Extracted records:
=======

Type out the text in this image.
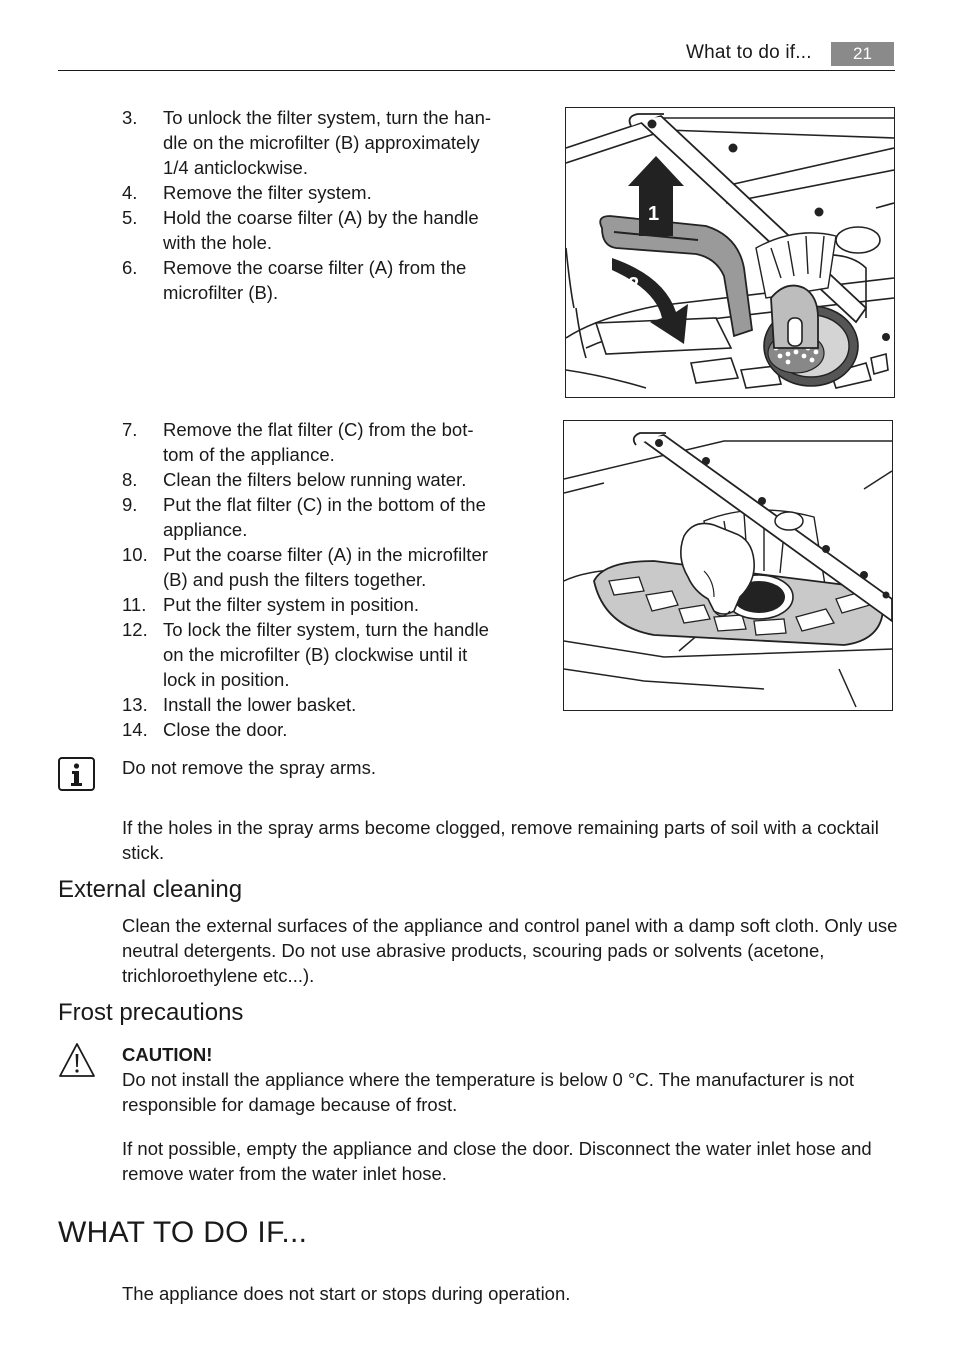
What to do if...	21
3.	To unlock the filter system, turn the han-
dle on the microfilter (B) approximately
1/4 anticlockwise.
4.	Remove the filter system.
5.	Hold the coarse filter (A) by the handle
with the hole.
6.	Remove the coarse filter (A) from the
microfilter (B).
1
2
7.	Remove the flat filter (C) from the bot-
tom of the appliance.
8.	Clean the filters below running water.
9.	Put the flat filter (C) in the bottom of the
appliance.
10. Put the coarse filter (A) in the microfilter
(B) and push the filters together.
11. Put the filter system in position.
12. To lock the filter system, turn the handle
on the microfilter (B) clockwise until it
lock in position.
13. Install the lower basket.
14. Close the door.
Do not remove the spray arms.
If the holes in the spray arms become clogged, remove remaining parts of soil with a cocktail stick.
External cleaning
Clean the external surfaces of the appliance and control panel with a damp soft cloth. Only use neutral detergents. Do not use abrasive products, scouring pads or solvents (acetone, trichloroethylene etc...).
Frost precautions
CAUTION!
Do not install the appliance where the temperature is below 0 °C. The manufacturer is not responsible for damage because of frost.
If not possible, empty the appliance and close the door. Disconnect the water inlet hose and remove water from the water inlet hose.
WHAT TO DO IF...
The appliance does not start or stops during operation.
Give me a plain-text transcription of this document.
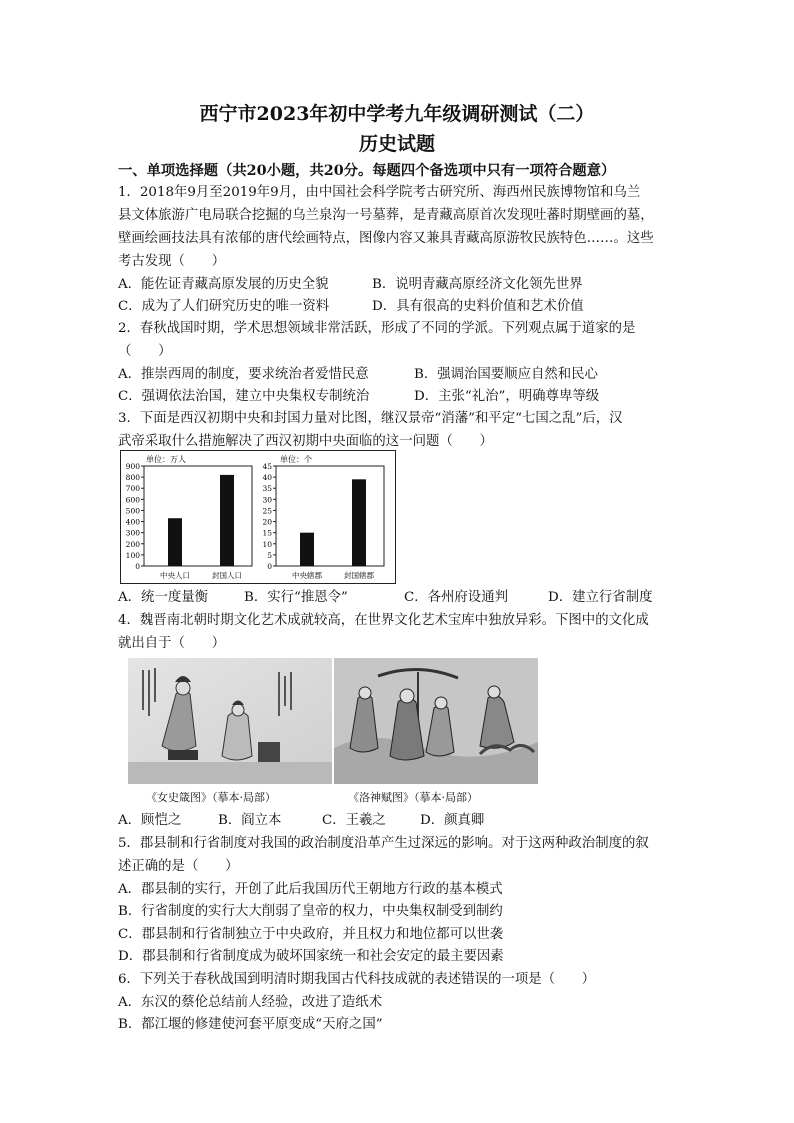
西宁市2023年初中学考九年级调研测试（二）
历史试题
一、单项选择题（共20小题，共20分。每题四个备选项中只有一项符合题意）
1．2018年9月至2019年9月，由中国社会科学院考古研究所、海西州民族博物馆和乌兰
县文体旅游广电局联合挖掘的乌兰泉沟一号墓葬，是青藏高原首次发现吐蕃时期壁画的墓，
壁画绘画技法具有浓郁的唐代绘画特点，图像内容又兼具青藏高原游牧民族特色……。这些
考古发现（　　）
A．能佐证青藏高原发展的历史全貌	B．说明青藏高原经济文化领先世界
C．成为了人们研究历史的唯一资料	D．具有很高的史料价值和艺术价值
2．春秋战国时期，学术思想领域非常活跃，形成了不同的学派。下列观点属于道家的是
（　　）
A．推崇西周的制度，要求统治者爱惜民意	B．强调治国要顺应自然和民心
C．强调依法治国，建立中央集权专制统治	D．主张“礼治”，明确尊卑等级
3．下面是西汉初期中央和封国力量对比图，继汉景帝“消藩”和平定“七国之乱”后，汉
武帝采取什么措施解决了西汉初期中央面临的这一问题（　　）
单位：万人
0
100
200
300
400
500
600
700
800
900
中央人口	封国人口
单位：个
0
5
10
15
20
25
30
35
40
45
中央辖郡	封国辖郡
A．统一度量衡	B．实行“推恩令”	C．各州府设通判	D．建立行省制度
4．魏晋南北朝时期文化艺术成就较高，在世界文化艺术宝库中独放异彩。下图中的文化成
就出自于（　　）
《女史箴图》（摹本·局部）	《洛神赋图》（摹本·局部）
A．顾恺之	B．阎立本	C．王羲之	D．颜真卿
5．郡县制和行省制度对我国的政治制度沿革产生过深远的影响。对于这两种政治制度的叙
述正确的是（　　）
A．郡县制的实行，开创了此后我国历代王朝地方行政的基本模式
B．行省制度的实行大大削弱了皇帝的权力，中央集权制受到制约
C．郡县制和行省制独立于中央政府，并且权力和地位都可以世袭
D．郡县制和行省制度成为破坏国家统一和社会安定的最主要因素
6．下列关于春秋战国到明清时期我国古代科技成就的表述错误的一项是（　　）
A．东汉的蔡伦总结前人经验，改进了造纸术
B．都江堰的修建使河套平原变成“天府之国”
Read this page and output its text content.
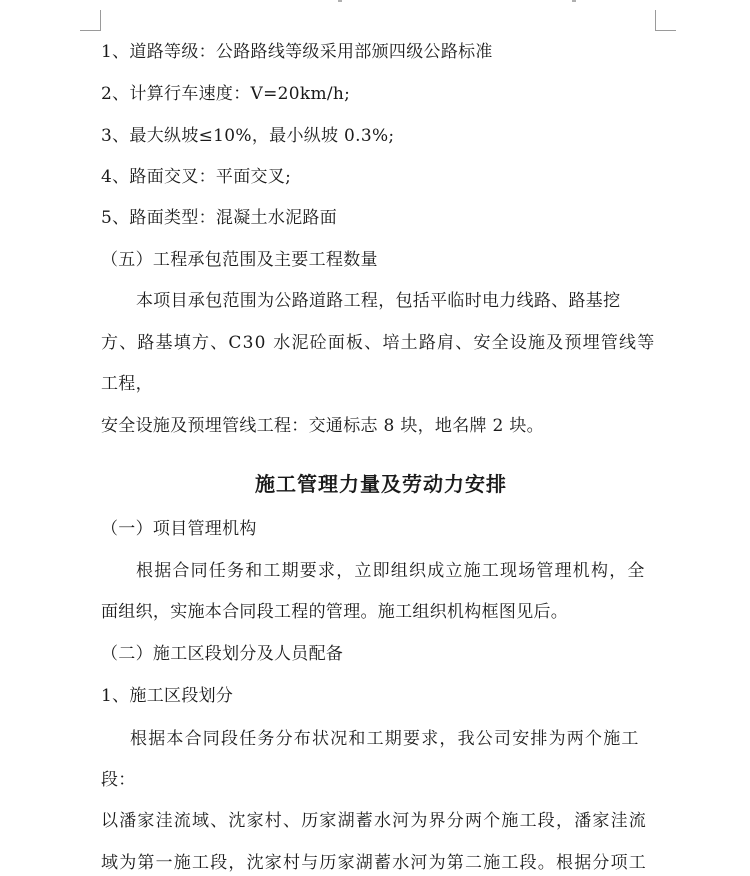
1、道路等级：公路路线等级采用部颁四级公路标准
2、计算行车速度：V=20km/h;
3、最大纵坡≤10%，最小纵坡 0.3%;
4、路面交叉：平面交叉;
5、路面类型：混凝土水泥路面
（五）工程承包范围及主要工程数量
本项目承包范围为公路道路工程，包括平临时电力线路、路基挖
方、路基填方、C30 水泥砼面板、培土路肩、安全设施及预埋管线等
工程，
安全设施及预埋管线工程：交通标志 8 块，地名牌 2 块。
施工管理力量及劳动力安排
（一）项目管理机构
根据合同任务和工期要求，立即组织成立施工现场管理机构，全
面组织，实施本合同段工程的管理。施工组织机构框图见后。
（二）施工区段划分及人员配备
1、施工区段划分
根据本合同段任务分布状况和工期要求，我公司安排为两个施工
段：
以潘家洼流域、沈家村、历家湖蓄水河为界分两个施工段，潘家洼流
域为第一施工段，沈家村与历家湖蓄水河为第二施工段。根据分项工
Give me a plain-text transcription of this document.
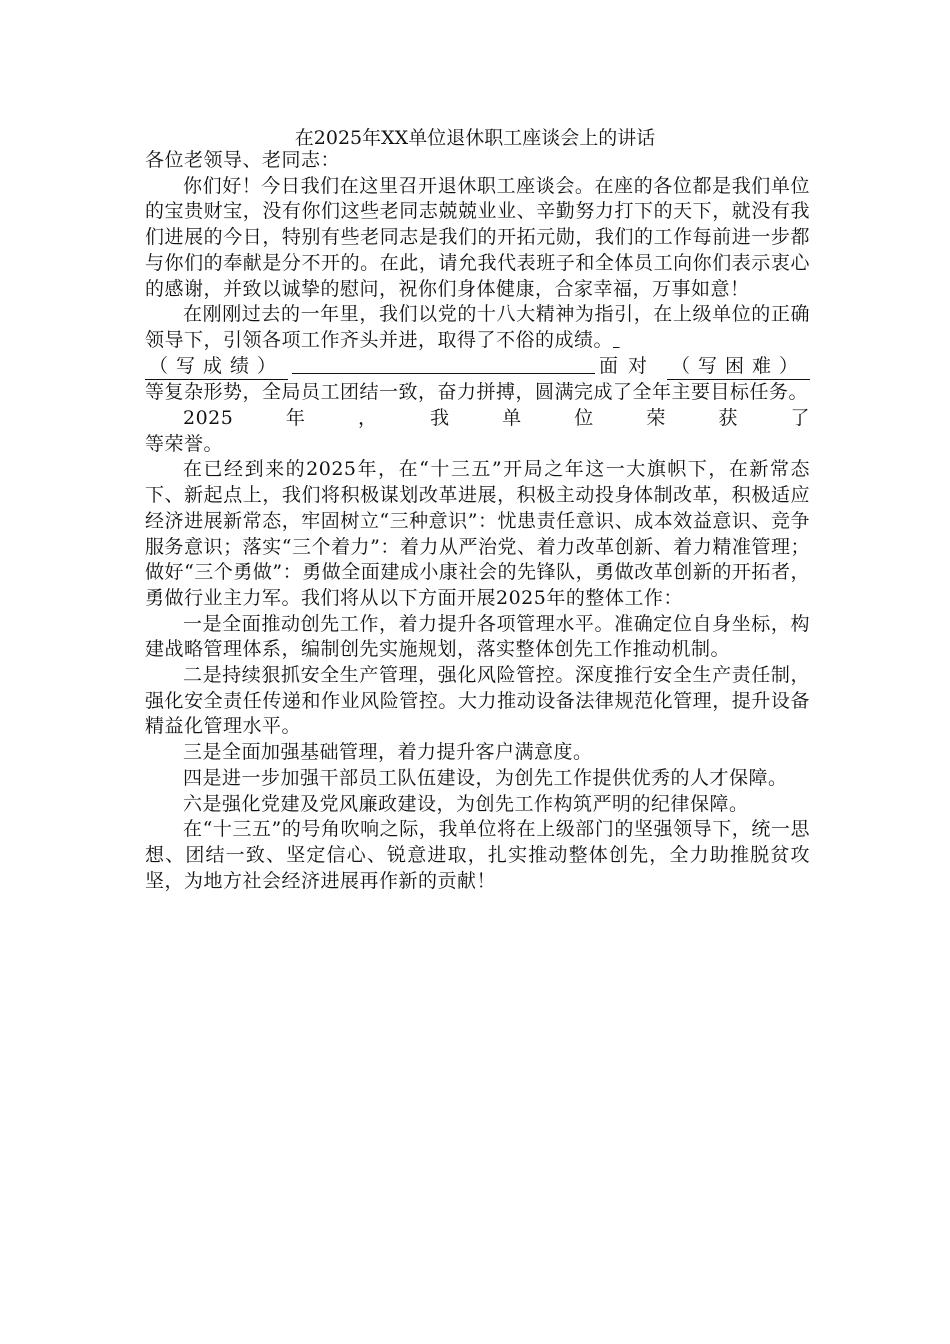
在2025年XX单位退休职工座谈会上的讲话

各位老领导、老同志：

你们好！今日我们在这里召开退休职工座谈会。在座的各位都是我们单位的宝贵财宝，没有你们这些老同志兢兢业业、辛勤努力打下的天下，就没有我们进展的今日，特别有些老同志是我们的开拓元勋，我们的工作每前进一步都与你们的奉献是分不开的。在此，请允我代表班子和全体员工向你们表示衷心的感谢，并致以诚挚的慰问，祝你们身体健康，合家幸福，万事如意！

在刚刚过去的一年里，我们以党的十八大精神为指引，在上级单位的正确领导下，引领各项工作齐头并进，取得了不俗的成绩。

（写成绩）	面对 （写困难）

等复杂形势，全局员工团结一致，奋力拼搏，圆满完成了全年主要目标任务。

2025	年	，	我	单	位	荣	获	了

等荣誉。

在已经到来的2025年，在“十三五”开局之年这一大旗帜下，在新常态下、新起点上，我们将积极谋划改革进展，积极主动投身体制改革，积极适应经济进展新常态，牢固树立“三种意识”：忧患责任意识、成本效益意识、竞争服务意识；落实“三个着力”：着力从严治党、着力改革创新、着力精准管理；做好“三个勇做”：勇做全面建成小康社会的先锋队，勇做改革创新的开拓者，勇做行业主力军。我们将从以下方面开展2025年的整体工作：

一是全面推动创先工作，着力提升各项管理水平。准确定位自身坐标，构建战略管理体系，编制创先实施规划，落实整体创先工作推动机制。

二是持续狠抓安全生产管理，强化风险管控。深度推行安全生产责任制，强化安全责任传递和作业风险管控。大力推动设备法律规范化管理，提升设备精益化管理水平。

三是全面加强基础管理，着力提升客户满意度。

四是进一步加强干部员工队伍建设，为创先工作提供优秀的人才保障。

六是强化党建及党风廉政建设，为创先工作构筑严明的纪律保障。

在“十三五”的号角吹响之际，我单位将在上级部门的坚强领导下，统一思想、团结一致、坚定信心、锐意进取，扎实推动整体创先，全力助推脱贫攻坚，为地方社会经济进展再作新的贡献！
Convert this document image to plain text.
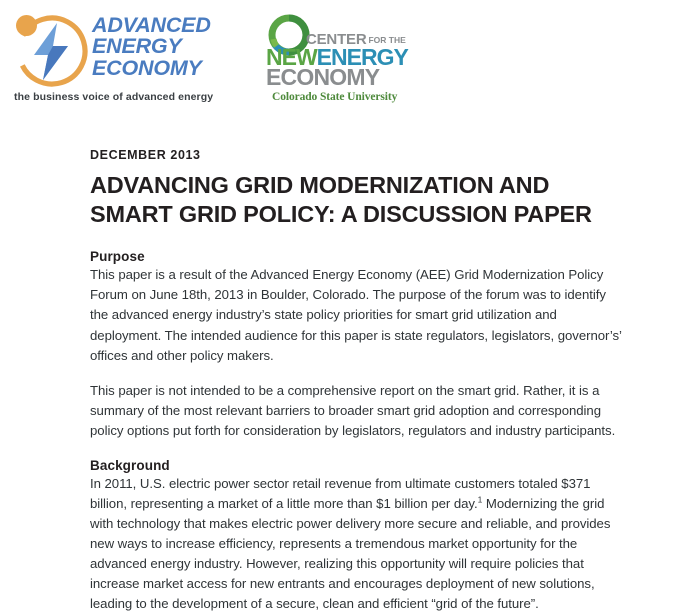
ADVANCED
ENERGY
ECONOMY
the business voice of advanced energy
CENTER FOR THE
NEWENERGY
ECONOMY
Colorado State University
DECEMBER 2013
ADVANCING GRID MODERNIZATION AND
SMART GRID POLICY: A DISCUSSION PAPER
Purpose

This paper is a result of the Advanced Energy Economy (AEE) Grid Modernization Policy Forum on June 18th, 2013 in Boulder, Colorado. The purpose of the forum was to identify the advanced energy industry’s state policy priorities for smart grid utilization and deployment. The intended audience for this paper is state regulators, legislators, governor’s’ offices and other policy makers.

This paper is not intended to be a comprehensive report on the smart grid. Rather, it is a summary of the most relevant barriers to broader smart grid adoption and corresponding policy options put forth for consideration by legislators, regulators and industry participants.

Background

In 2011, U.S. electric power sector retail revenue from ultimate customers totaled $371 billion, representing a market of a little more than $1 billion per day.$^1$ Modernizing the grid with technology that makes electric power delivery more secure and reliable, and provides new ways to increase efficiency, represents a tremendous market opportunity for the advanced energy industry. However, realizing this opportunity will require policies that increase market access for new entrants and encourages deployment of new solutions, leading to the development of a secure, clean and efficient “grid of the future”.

=======

REQUIRED TASK:
Reproduce each line exactly, please, except for any pictures.

OUTPUT FOR THIS TASK:
Type out the text in this image.
What to do if...	21
3.	To unlock the filter system, turn the han-
dle on the microfilter (B) approximately
1/4 anticlockwise.
4.	Remove the filter system.
5.	Hold the coarse filter (A) by the handle
with the hole.
6.	Remove the coarse filter (A) from the
microfilter (B).
1
2
7.	Remove the flat filter (C) from the bot-
tom of the appliance.
8.	Clean the filters below running water.
9.	Put the flat filter (C) in the bottom of the
appliance.
10. Put the coarse filter (A) in the microfilter
(B) and push the filters together.
11. Put the filter system in position.
12. To lock the filter system, turn the handle
on the microfilter (B) clockwise until it
lock in position.
13. Install the lower basket.
14. Close the door.
Do not remove the spray arms.
If the holes in the spray arms become clogged, remove remaining parts of soil with a cocktail stick.
External cleaning
Clean the external surfaces of the appliance and control panel with a damp soft cloth. Only use neutral detergents. Do not use abrasive products, scouring pads or solvents (acetone, trichloroethylene etc...).
Frost precautions
CAUTION!
Do not install the appliance where the temperature is below 0 °C. The manufacturer is not responsible for damage because of frost.
If not possible, empty the appliance and close the door. Disconnect the water inlet hose and remove water from the water inlet hose.
WHAT TO DO IF...
The appliance does not start or stops during operation.
Give me a plain-text transcription of this document.
西宁市2023年初中学考九年级调研测试（二）
历史试题
一、单项选择题（共20小题，共20分。每题四个备选项中只有一项符合题意）
1．2018年9月至2019年9月，由中国社会科学院考古研究所、海西州民族博物馆和乌兰
县文体旅游广电局联合挖掘的乌兰泉沟一号墓葬，是青藏高原首次发现吐蕃时期壁画的墓，
壁画绘画技法具有浓郁的唐代绘画特点，图像内容又兼具青藏高原游牧民族特色……。这些
考古发现（　　）
A．能佐证青藏高原发展的历史全貌	B．说明青藏高原经济文化领先世界
C．成为了人们研究历史的唯一资料	D．具有很高的史料价值和艺术价值
2．春秋战国时期，学术思想领域非常活跃，形成了不同的学派。下列观点属于道家的是
（　　）
A．推崇西周的制度，要求统治者爱惜民意	B．强调治国要顺应自然和民心
C．强调依法治国，建立中央集权专制统治	D．主张“礼治”，明确尊卑等级
3．下面是西汉初期中央和封国力量对比图，继汉景帝“消藩”和平定“七国之乱”后，汉
武帝采取什么措施解决了西汉初期中央面临的这一问题（　　）
单位：万人
0
100
200
300
400
500
600
700
800
900
中央人口	封国人口
单位：个
0
5
10
15
20
25
30
35
40
45
中央辖郡	封国辖郡
A．统一度量衡	B．实行“推恩令”	C．各州府设通判	D．建立行省制度
4．魏晋南北朝时期文化艺术成就较高，在世界文化艺术宝库中独放异彩。下图中的文化成
就出自于（　　）
《女史箴图》（摹本·局部）	《洛神赋图》（摹本·局部）
A．顾恺之	B．阎立本	C．王羲之	D．颜真卿
5．郡县制和行省制度对我国的政治制度沿革产生过深远的影响。对于这两种政治制度的叙
述正确的是（　　）
A．郡县制的实行，开创了此后我国历代王朝地方行政的基本模式
B．行省制度的实行大大削弱了皇帝的权力，中央集权制受到制约
C．郡县制和行省制独立于中央政府，并且权力和地位都可以世袭
D．郡县制和行省制度成为破坏国家统一和社会安定的最主要因素
6．下列关于春秋战国到明清时期我国古代科技成就的表述错误的一项是（　　）
A．东汉的蔡伦总结前人经验，改进了造纸术
B．都江堰的修建使河套平原变成“天府之国”
Read this page and output its text content.
1、道路等级：公路路线等级采用部颁四级公路标准
2、计算行车速度：V=20km/h;
3、最大纵坡≤10%，最小纵坡 0.3%;
4、路面交叉：平面交叉;
5、路面类型：混凝土水泥路面
（五）工程承包范围及主要工程数量
本项目承包范围为公路道路工程，包括平临时电力线路、路基挖
方、路基填方、C30 水泥砼面板、培土路肩、安全设施及预埋管线等
工程，
安全设施及预埋管线工程：交通标志 8 块，地名牌 2 块。
施工管理力量及劳动力安排
（一）项目管理机构
根据合同任务和工期要求，立即组织成立施工现场管理机构，全
面组织，实施本合同段工程的管理。施工组织机构框图见后。
（二）施工区段划分及人员配备
1、施工区段划分
根据本合同段任务分布状况和工期要求，我公司安排为两个施工
段：
以潘家洼流域、沈家村、历家湖蓄水河为界分两个施工段，潘家洼流
域为第一施工段，沈家村与历家湖蓄水河为第二施工段。根据分项工
Give me a plain-text transcription of this document.
在2025年XX单位退休职工座谈会上的讲话

各位老领导、老同志：

你们好！今日我们在这里召开退休职工座谈会。在座的各位都是我们单位的宝贵财宝，没有你们这些老同志兢兢业业、辛勤努力打下的天下，就没有我们进展的今日，特别有些老同志是我们的开拓元勋，我们的工作每前进一步都与你们的奉献是分不开的。在此，请允我代表班子和全体员工向你们表示衷心的感谢，并致以诚挚的慰问，祝你们身体健康，合家幸福，万事如意！

在刚刚过去的一年里，我们以党的十八大精神为指引，在上级单位的正确领导下，引领各项工作齐头并进，取得了不俗的成绩。

（写成绩）	面对 （写困难）

等复杂形势，全局员工团结一致，奋力拼搏，圆满完成了全年主要目标任务。

2025	年	，	我	单	位	荣	获	了

等荣誉。

在已经到来的2025年，在“十三五”开局之年这一大旗帜下，在新常态下、新起点上，我们将积极谋划改革进展，积极主动投身体制改革，积极适应经济进展新常态，牢固树立“三种意识”：忧患责任意识、成本效益意识、竞争服务意识；落实“三个着力”：着力从严治党、着力改革创新、着力精准管理；做好“三个勇做”：勇做全面建成小康社会的先锋队，勇做改革创新的开拓者，勇做行业主力军。我们将从以下方面开展2025年的整体工作：

一是全面推动创先工作，着力提升各项管理水平。准确定位自身坐标，构建战略管理体系，编制创先实施规划，落实整体创先工作推动机制。

二是持续狠抓安全生产管理，强化风险管控。深度推行安全生产责任制，强化安全责任传递和作业风险管控。大力推动设备法律规范化管理，提升设备精益化管理水平。

三是全面加强基础管理，着力提升客户满意度。

四是进一步加强干部员工队伍建设，为创先工作提供优秀的人才保障。

六是强化党建及党风廉政建设，为创先工作构筑严明的纪律保障。

在“十三五”的号角吹响之际，我单位将在上级部门的坚强领导下，统一思想、团结一致、坚定信心、锐意进取，扎实推动整体创先，全力助推脱贫攻坚，为地方社会经济进展再作新的贡献！
Convert this document image to plain text.
ADVANCED
ENERGY
ECONOMY
the business voice of advanced energy
CENTER FOR THE
NEWENERGY
ECONOMY
Colorado State University
DECEMBER 2013
ADVANCING GRID MODERNIZATION AND
SMART GRID POLICY: A DISCUSSION PAPER
Purpose

This paper is a result of the Advanced Energy Economy (AEE) Grid Modernization Policy Forum on June 18th, 2013 in Boulder, Colorado. The purpose of the forum was to identify the advanced energy industry’s state policy priorities for smart grid utilization and deployment. The intended audience for this paper is state regulators, legislators, governor’s’ offices and other policy makers.

This paper is not intended to be a comprehensive report on the smart grid. Rather, it is a summary of the most relevant barriers to broader smart grid adoption and corresponding policy options put forth for consideration by legislators, regulators and industry participants.

Background

In 2011, U.S. electric power sector retail revenue from ultimate customers totaled $371 billion, representing a market of a little more than $1 billion per day.$^1$ Modernizing the grid with technology that makes electric power delivery more secure and reliable, and provides new ways to increase efficiency, represents a tremendous market opportunity for the advanced energy industry. However, realizing this opportunity will require policies that increase market access for new entrants and encourages deployment of new solutions, leading to the development of a secure, clean and efficient “grid of the future”.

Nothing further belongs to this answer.